Provided entries =
┄┄┄┄┄┄┄┄┄┄┄┄┄┄┄┄┄┄┄┄

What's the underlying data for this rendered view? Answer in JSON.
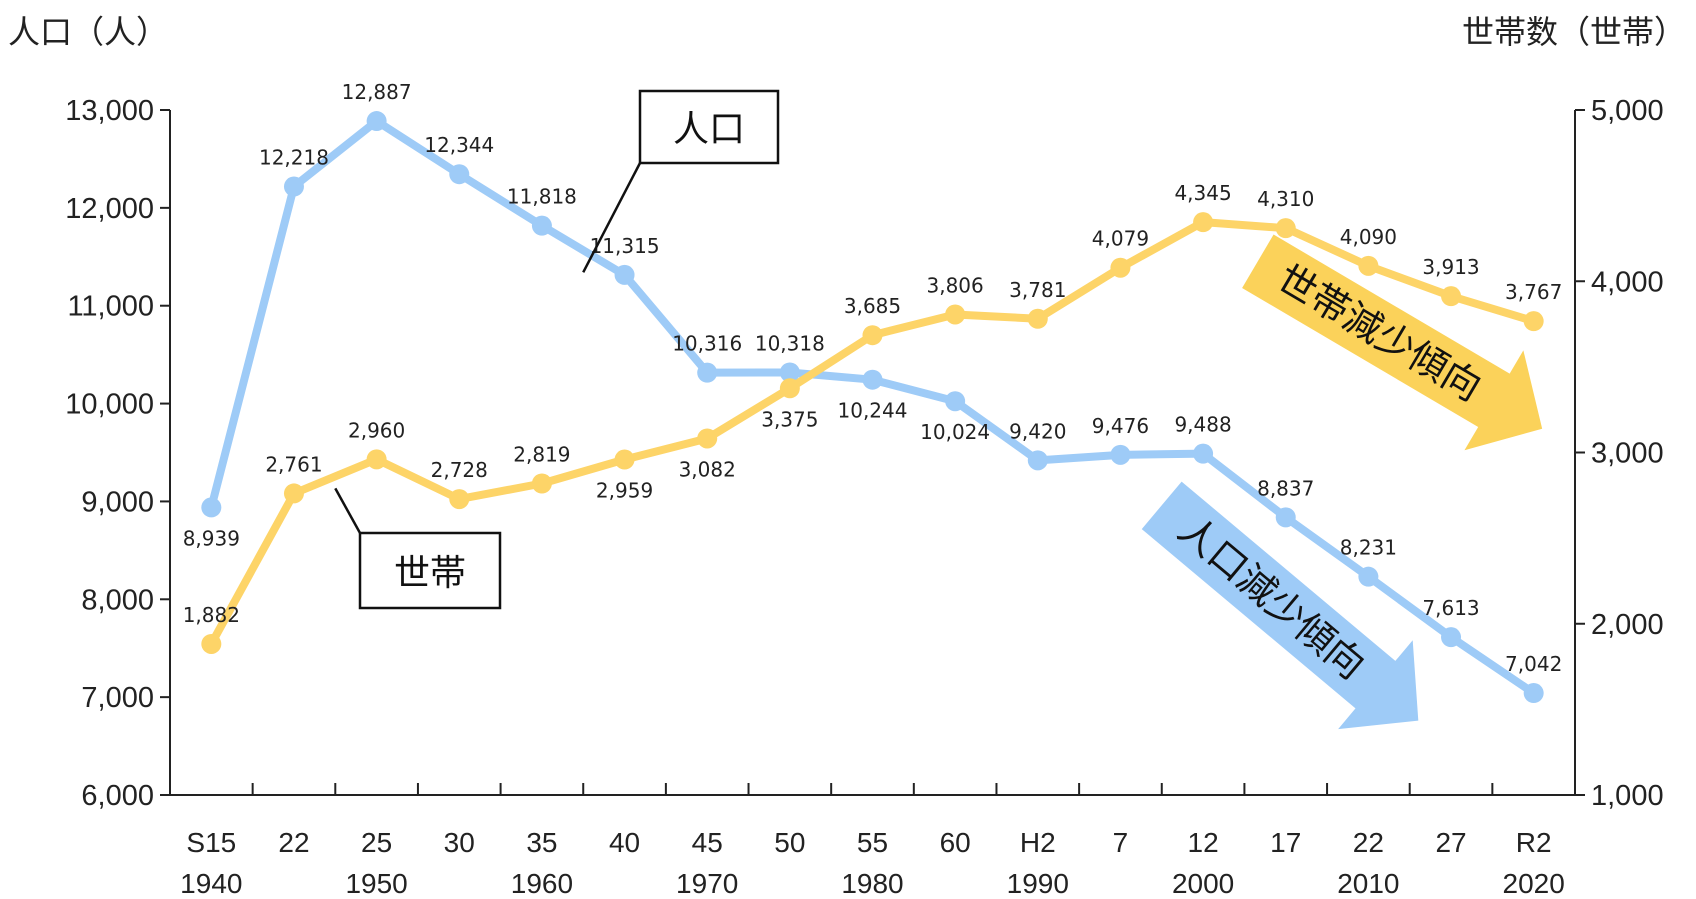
{
  "chart_data": {
    "type": "line",
    "left_axis_title": "人口（人）",
    "right_axis_title": "世帯数（世帯）",
    "categories": [
      "S15",
      "22",
      "25",
      "30",
      "35",
      "40",
      "45",
      "50",
      "55",
      "60",
      "H2",
      "7",
      "12",
      "17",
      "22",
      "27",
      "R2"
    ],
    "category_years": [
      "1940",
      "",
      "1950",
      "",
      "1960",
      "",
      "1970",
      "",
      "1980",
      "",
      "1990",
      "",
      "2000",
      "",
      "2010",
      "",
      "2020"
    ],
    "y_left": {
      "min": 6000,
      "max": 13000,
      "ticks": [
        "6,000",
        "7,000",
        "8,000",
        "9,000",
        "10,000",
        "11,000",
        "12,000",
        "13,000"
      ]
    },
    "y_right": {
      "min": 1000,
      "max": 5000,
      "ticks": [
        "1,000",
        "2,000",
        "3,000",
        "4,000",
        "5,000"
      ]
    },
    "series": [
      {
        "key": "population",
        "axis": "left",
        "color": "#9ecbf7",
        "values": [
          8939,
          12218,
          12887,
          12344,
          11818,
          11315,
          10316,
          10318,
          10244,
          10024,
          9420,
          9476,
          9488,
          8837,
          8231,
          7613,
          7042
        ],
        "labels": [
          "8,939",
          "12,218",
          "12,887",
          "12,344",
          "11,818",
          "11,315",
          "10,316",
          "10,318",
          "10,244",
          "10,024",
          "9,420",
          "9,476",
          "9,488",
          "8,837",
          "8,231",
          "7,613",
          "7,042"
        ],
        "label_pos": [
          "below",
          "above",
          "above",
          "above",
          "above",
          "above",
          "above",
          "above",
          "below",
          "below",
          "above",
          "above",
          "above",
          "above",
          "above",
          "above",
          "above"
        ]
      },
      {
        "key": "households",
        "axis": "right",
        "color": "#fdd468",
        "values": [
          1882,
          2761,
          2960,
          2728,
          2819,
          2959,
          3082,
          3375,
          3685,
          3806,
          3781,
          4079,
          4345,
          4310,
          4090,
          3913,
          3767
        ],
        "labels": [
          "1,882",
          "2,761",
          "2,960",
          "2,728",
          "2,819",
          "2,959",
          "3,082",
          "3,375",
          "3,685",
          "3,806",
          "3,781",
          "4,079",
          "4,345",
          "4,310",
          "4,090",
          "3,913",
          "3,767"
        ],
        "label_pos": [
          "above",
          "above",
          "above",
          "above",
          "above",
          "below",
          "below",
          "below",
          "above",
          "above",
          "above",
          "above",
          "above",
          "above",
          "above",
          "above",
          "above"
        ]
      }
    ],
    "callouts": {
      "population": "人口",
      "households": "世帯"
    },
    "trend_arrows": {
      "households": {
        "text": "世帯減少傾向",
        "color": "#fbd25a"
      },
      "population": {
        "text": "人口減少傾向",
        "color": "#9ecbf7"
      }
    },
    "grid": false
  }
}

┄┄┄┄┄┄┄┄┄┄┄┄┄┄┄┄┄┄┄┄

Look through the entries and find each line that has the string "households". Copy those lines.

        "key": "households",
      "households": "世帯"
      "households": {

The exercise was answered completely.